Records
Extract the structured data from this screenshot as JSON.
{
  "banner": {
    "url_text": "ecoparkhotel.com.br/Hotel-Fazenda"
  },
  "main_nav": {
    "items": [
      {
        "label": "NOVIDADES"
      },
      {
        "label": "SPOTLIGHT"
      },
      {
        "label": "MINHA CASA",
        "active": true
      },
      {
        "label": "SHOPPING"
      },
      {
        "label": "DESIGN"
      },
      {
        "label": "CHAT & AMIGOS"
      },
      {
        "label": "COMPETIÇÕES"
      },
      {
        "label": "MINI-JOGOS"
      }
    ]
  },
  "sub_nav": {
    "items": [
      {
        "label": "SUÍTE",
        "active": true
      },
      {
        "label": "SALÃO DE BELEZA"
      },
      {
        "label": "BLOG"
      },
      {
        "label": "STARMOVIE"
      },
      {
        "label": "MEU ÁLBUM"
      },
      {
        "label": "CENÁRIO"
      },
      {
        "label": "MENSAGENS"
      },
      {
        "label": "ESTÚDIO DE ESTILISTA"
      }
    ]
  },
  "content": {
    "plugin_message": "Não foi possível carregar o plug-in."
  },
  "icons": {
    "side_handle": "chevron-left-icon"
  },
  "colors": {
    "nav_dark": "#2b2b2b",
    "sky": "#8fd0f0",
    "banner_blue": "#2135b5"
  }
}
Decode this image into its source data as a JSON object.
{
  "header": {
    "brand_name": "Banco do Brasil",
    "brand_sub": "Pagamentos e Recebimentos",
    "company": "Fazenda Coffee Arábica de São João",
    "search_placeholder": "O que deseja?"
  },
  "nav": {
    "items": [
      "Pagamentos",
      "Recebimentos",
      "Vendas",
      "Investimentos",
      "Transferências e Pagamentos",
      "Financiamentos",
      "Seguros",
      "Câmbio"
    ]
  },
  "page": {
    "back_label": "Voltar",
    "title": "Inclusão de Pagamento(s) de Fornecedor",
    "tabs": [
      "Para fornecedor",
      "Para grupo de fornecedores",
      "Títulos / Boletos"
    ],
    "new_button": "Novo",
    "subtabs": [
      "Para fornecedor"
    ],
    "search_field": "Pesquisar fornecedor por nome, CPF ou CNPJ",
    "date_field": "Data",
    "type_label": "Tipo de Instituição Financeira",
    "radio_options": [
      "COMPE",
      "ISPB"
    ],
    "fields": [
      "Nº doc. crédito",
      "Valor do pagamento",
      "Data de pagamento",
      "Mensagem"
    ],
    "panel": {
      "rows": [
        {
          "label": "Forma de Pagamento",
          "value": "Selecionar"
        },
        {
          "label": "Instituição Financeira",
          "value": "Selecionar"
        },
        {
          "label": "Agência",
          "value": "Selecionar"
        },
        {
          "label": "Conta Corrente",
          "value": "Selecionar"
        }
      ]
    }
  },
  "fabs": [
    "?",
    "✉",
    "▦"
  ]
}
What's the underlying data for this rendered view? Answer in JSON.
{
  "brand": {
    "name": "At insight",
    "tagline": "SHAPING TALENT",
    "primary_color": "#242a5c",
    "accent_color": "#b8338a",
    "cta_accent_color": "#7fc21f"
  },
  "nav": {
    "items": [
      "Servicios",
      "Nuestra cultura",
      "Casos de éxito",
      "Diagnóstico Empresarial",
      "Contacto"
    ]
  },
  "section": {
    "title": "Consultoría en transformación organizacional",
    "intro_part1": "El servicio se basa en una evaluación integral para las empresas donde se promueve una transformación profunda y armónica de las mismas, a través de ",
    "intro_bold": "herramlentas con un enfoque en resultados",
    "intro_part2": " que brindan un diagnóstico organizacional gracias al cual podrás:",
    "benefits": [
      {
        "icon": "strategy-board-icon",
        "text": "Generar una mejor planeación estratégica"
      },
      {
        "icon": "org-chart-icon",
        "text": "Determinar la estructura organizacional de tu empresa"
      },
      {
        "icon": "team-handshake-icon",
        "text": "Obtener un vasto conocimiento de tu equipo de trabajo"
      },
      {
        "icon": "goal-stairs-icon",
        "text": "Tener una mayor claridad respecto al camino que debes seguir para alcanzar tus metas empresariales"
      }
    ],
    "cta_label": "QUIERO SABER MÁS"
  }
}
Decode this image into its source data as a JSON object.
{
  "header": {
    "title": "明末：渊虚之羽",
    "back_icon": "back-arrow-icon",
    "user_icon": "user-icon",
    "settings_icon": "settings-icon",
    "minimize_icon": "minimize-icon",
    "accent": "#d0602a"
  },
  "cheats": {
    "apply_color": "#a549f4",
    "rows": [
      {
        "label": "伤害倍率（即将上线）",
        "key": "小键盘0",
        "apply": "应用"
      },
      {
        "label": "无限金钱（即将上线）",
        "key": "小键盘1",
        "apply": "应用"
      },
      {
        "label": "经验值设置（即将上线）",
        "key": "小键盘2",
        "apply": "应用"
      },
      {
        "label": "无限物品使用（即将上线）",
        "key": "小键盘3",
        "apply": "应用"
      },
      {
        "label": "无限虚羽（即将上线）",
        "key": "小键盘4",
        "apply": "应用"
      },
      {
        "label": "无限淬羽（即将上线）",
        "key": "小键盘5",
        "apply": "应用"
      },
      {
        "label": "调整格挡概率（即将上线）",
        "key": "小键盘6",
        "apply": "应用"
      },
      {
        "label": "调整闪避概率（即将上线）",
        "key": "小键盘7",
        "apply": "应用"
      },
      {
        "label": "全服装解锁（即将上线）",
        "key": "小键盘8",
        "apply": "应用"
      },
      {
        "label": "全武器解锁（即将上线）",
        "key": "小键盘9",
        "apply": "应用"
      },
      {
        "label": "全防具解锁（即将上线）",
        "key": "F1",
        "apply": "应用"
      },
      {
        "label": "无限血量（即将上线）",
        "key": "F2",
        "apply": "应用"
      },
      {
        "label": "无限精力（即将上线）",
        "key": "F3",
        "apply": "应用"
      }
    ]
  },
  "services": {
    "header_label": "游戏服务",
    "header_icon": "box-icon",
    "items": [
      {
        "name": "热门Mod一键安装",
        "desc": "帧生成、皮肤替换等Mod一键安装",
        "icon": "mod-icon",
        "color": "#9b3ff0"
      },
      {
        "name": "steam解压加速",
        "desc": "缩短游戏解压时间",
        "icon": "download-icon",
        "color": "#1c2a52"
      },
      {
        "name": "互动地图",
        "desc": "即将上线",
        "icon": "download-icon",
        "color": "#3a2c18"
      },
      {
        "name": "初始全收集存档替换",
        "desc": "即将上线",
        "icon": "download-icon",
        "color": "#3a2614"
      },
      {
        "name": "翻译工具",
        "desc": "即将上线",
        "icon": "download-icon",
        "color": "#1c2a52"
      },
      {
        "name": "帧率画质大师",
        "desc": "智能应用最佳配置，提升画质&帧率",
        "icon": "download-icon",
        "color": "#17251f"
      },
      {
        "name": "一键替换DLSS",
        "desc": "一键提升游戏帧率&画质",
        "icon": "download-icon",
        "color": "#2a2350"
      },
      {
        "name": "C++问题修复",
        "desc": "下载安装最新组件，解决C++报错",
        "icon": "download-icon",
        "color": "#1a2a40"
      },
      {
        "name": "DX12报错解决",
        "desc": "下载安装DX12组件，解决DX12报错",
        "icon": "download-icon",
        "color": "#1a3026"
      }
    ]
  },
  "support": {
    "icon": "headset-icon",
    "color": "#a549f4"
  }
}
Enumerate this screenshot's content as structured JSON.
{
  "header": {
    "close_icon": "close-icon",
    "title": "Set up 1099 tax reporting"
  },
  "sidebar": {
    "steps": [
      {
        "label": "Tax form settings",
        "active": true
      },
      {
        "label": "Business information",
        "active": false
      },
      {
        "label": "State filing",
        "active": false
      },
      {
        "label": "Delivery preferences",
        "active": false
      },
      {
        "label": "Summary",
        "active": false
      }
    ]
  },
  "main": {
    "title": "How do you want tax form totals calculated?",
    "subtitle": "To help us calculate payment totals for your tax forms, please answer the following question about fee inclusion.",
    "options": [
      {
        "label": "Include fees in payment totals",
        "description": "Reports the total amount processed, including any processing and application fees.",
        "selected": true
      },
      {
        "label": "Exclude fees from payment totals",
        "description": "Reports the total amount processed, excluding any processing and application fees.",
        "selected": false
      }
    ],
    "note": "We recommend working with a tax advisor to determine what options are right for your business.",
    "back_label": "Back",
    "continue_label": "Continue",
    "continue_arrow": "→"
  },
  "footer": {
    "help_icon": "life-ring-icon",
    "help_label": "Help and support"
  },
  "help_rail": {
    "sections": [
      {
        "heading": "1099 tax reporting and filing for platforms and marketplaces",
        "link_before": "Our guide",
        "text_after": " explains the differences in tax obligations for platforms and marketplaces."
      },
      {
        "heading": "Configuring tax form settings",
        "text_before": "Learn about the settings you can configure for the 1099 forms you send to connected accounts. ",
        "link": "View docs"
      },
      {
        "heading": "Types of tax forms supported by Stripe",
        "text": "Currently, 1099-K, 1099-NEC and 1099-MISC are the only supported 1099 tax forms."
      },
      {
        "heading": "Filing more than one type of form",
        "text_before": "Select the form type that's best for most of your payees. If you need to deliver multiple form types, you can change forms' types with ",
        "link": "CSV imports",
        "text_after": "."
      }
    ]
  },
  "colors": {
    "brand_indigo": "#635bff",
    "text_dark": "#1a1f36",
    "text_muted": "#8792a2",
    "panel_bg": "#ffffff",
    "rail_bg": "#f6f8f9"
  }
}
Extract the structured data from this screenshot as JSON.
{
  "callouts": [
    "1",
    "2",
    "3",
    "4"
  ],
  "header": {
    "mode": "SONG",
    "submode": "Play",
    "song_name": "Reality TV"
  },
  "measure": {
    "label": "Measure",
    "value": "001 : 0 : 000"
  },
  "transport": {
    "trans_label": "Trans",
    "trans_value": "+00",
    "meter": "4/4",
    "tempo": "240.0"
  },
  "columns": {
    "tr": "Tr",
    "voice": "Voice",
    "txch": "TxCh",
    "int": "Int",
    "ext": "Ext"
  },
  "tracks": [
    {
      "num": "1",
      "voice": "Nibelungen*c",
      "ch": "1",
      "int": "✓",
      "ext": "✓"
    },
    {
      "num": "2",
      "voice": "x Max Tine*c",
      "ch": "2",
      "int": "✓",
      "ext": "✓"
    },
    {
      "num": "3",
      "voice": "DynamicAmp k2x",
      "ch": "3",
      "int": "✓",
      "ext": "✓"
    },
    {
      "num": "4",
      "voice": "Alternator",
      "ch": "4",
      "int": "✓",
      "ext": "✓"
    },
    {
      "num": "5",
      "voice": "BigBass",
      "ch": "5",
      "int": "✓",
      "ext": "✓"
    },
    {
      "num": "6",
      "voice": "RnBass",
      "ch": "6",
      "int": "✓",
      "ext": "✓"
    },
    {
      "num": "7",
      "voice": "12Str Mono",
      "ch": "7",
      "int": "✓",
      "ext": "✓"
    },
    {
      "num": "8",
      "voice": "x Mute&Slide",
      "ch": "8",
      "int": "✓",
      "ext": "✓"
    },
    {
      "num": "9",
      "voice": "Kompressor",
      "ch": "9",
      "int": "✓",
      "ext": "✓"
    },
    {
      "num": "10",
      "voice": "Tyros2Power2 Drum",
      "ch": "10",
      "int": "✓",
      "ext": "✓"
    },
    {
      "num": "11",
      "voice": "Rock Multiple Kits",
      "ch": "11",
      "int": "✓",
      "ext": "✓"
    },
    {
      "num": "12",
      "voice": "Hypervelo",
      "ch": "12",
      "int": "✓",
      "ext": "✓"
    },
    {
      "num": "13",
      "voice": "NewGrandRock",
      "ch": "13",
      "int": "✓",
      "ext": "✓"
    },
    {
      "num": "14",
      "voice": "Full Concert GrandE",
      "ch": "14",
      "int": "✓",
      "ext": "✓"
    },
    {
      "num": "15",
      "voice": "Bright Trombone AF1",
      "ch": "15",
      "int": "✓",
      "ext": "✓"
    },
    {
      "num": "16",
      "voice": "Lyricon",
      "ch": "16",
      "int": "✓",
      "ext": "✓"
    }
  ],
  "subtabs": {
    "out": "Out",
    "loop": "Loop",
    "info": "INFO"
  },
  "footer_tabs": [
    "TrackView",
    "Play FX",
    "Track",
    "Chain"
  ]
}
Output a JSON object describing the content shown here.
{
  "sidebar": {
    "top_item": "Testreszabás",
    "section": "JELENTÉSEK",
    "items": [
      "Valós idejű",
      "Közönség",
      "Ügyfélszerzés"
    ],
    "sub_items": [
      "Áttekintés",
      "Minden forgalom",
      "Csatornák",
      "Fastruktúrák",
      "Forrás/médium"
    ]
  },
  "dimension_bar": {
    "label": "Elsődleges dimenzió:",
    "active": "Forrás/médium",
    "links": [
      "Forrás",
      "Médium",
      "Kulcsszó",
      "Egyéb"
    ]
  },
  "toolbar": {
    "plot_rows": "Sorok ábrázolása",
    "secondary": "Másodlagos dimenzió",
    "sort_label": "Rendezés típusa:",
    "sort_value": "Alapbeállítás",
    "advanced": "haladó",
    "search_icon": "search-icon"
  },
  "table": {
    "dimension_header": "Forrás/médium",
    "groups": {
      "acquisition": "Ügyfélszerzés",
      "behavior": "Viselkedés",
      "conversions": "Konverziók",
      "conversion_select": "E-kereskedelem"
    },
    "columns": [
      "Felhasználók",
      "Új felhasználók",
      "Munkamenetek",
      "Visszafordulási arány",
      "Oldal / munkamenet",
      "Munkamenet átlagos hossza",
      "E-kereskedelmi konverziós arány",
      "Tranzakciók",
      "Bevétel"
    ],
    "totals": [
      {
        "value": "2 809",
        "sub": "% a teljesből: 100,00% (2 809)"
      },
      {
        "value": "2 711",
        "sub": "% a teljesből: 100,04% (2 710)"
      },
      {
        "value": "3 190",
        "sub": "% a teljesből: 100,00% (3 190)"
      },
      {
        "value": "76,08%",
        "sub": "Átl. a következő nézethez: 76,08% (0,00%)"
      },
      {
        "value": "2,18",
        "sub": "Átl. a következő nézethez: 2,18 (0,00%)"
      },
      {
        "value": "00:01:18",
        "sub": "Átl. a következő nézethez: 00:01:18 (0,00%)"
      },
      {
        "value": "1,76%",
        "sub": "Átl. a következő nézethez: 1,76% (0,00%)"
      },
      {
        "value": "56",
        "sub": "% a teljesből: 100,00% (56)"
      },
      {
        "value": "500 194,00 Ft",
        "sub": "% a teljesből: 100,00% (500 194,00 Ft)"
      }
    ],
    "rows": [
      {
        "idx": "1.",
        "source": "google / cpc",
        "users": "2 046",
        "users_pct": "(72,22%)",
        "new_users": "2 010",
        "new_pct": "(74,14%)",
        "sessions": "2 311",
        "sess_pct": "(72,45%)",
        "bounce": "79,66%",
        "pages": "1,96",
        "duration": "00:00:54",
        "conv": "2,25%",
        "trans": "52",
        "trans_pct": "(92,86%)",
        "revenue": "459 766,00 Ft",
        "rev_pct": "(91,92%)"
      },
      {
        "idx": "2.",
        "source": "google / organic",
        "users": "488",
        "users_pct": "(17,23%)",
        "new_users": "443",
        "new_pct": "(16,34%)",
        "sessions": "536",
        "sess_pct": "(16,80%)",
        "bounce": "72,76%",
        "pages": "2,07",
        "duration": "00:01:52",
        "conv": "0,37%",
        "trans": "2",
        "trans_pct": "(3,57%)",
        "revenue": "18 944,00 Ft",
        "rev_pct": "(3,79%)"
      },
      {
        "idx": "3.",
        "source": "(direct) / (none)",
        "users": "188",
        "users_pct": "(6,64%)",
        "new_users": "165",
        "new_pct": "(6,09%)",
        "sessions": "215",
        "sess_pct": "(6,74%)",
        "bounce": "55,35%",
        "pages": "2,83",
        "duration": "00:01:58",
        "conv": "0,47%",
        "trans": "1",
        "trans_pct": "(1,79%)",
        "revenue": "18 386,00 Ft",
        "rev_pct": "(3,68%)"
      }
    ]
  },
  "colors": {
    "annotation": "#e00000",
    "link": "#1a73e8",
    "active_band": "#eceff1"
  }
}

### What needs to be done
Copy out every line with the word "Instituição".

### Task response
    "type_label": "Tipo de Instituição Financeira",
          "label": "Instituição Financeira",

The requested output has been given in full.